Work required = Extract the records below word for word and ignore the images.

━━━━━━━━━━━━━━━━━━━━━━━━━━━━━━

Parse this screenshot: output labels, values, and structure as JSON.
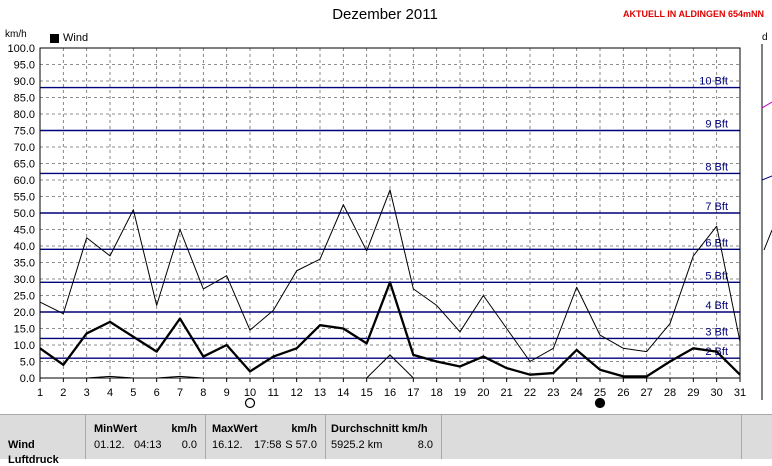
{
  "chart_data": {
    "type": "line",
    "title": "Dezember 2011",
    "ylabel": "km/h",
    "ylim": [
      0,
      100
    ],
    "y_ticks": [
      "0.0",
      "5.0",
      "10.0",
      "15.0",
      "20.0",
      "25.0",
      "30.0",
      "35.0",
      "40.0",
      "45.0",
      "50.0",
      "55.0",
      "60.0",
      "65.0",
      "70.0",
      "75.0",
      "80.0",
      "85.0",
      "90.0",
      "95.0",
      "100.0"
    ],
    "x": [
      1,
      2,
      3,
      4,
      5,
      6,
      7,
      8,
      9,
      10,
      11,
      12,
      13,
      14,
      15,
      16,
      17,
      18,
      19,
      20,
      21,
      22,
      23,
      24,
      25,
      26,
      27,
      28,
      29,
      30,
      31
    ],
    "legend": "Wind",
    "series": [
      {
        "name": "Wind",
        "style": "thick",
        "values": [
          9,
          4,
          13.5,
          17,
          12.5,
          8,
          18,
          6.5,
          10,
          2,
          6.5,
          9,
          16,
          15,
          10.5,
          29,
          7,
          5,
          3.5,
          6.5,
          3,
          1,
          1.5,
          8.5,
          2.5,
          0.5,
          0.5,
          5,
          9,
          8,
          1
        ]
      },
      {
        "style": "thin",
        "values": [
          23,
          19.5,
          42.5,
          37,
          51,
          22,
          45,
          27,
          31,
          14.5,
          20.5,
          32.5,
          36,
          52.5,
          38.5,
          57,
          27,
          22,
          14,
          25,
          15,
          5,
          9,
          27.5,
          13,
          9,
          8,
          16.5,
          37,
          46,
          11
        ]
      },
      {
        "style": "thin",
        "values": [
          0,
          0,
          0,
          0.5,
          0,
          0,
          0.5,
          0,
          0,
          0,
          0,
          0,
          0,
          0,
          0,
          7,
          0,
          0,
          0,
          0,
          0,
          0,
          0,
          0,
          0,
          0,
          0,
          0,
          0,
          0,
          0
        ]
      }
    ],
    "beaufort_lines": [
      {
        "label": "2 Bft",
        "speed": 6
      },
      {
        "label": "3 Bft",
        "speed": 12
      },
      {
        "label": "4 Bft",
        "speed": 20
      },
      {
        "label": "5 Bft",
        "speed": 29
      },
      {
        "label": "6 Bft",
        "speed": 39
      },
      {
        "label": "7 Bft",
        "speed": 50
      },
      {
        "label": "8 Bft",
        "speed": 62
      },
      {
        "label": "9 Bft",
        "speed": 75
      },
      {
        "label": "10 Bft",
        "speed": 88
      }
    ],
    "moon_markers": [
      {
        "day": 10,
        "phase": "full"
      },
      {
        "day": 25,
        "phase": "new"
      }
    ],
    "grid": true
  },
  "header": {
    "title": "Dezember 2011",
    "notice": "AKTUELL IN ALDINGEN 654mNN",
    "unit": "km/h",
    "legend_label": "Wind",
    "edge_label": "d"
  },
  "stats": {
    "row_label": "Wind",
    "row_label_2": "Luftdruck",
    "min": {
      "header": "MinWert",
      "unit": "km/h",
      "date": "01.12.",
      "time": "04:13",
      "value": "0.0"
    },
    "max": {
      "header": "MaxWert",
      "unit": "km/h",
      "date": "16.12.",
      "time": "17:58",
      "value": "S 57.0"
    },
    "avg": {
      "header": "Durchschnitt km/h",
      "distance": "5925.2 km",
      "value": "8.0"
    }
  }
}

━━━━━━━━━━━━━━━━━━━━━━━━━━━━━━

Result =
Parse this screenshot: output labels, values, and structure as JSON.
{
  "chart_data": {
    "type": "line",
    "title": "Dezember 2011",
    "ylabel": "km/h",
    "ylim": [
      0,
      100
    ],
    "y_ticks": [
      "0.0",
      "5.0",
      "10.0",
      "15.0",
      "20.0",
      "25.0",
      "30.0",
      "35.0",
      "40.0",
      "45.0",
      "50.0",
      "55.0",
      "60.0",
      "65.0",
      "70.0",
      "75.0",
      "80.0",
      "85.0",
      "90.0",
      "95.0",
      "100.0"
    ],
    "x": [
      1,
      2,
      3,
      4,
      5,
      6,
      7,
      8,
      9,
      10,
      11,
      12,
      13,
      14,
      15,
      16,
      17,
      18,
      19,
      20,
      21,
      22,
      23,
      24,
      25,
      26,
      27,
      28,
      29,
      30,
      31
    ],
    "legend": "Wind",
    "series": [
      {
        "name": "Wind",
        "style": "thick",
        "values": [
          9,
          4,
          13.5,
          17,
          12.5,
          8,
          18,
          6.5,
          10,
          2,
          6.5,
          9,
          16,
          15,
          10.5,
          29,
          7,
          5,
          3.5,
          6.5,
          3,
          1,
          1.5,
          8.5,
          2.5,
          0.5,
          0.5,
          5,
          9,
          8,
          1
        ]
      },
      {
        "style": "thin",
        "values": [
          23,
          19.5,
          42.5,
          37,
          51,
          22,
          45,
          27,
          31,
          14.5,
          20.5,
          32.5,
          36,
          52.5,
          38.5,
          57,
          27,
          22,
          14,
          25,
          15,
          5,
          9,
          27.5,
          13,
          9,
          8,
          16.5,
          37,
          46,
          11
        ]
      },
      {
        "style": "thin",
        "values": [
          0,
          0,
          0,
          0.5,
          0,
          0,
          0.5,
          0,
          0,
          0,
          0,
          0,
          0,
          0,
          0,
          7,
          0,
          0,
          0,
          0,
          0,
          0,
          0,
          0,
          0,
          0,
          0,
          0,
          0,
          0,
          0
        ]
      }
    ],
    "beaufort_lines": [
      {
        "label": "2 Bft",
        "speed": 6
      },
      {
        "label": "3 Bft",
        "speed": 12
      },
      {
        "label": "4 Bft",
        "speed": 20
      },
      {
        "label": "5 Bft",
        "speed": 29
      },
      {
        "label": "6 Bft",
        "speed": 39
      },
      {
        "label": "7 Bft",
        "speed": 50
      },
      {
        "label": "8 Bft",
        "speed": 62
      },
      {
        "label": "9 Bft",
        "speed": 75
      },
      {
        "label": "10 Bft",
        "speed": 88
      }
    ],
    "moon_markers": [
      {
        "day": 10,
        "phase": "full"
      },
      {
        "day": 25,
        "phase": "new"
      }
    ],
    "grid": true
  },
  "header": {
    "title": "Dezember 2011",
    "notice": "AKTUELL IN ALDINGEN 654mNN",
    "unit": "km/h",
    "legend_label": "Wind",
    "edge_label": "d"
  },
  "stats": {
    "row_label": "Wind",
    "row_label_2": "Luftdruck",
    "min": {
      "header": "MinWert",
      "unit": "km/h",
      "date": "01.12.",
      "time": "04:13",
      "value": "0.0"
    },
    "max": {
      "header": "MaxWert",
      "unit": "km/h",
      "date": "16.12.",
      "time": "17:58",
      "value": "S 57.0"
    },
    "avg": {
      "header": "Durchschnitt km/h",
      "distance": "5925.2 km",
      "value": "8.0"
    }
  }
}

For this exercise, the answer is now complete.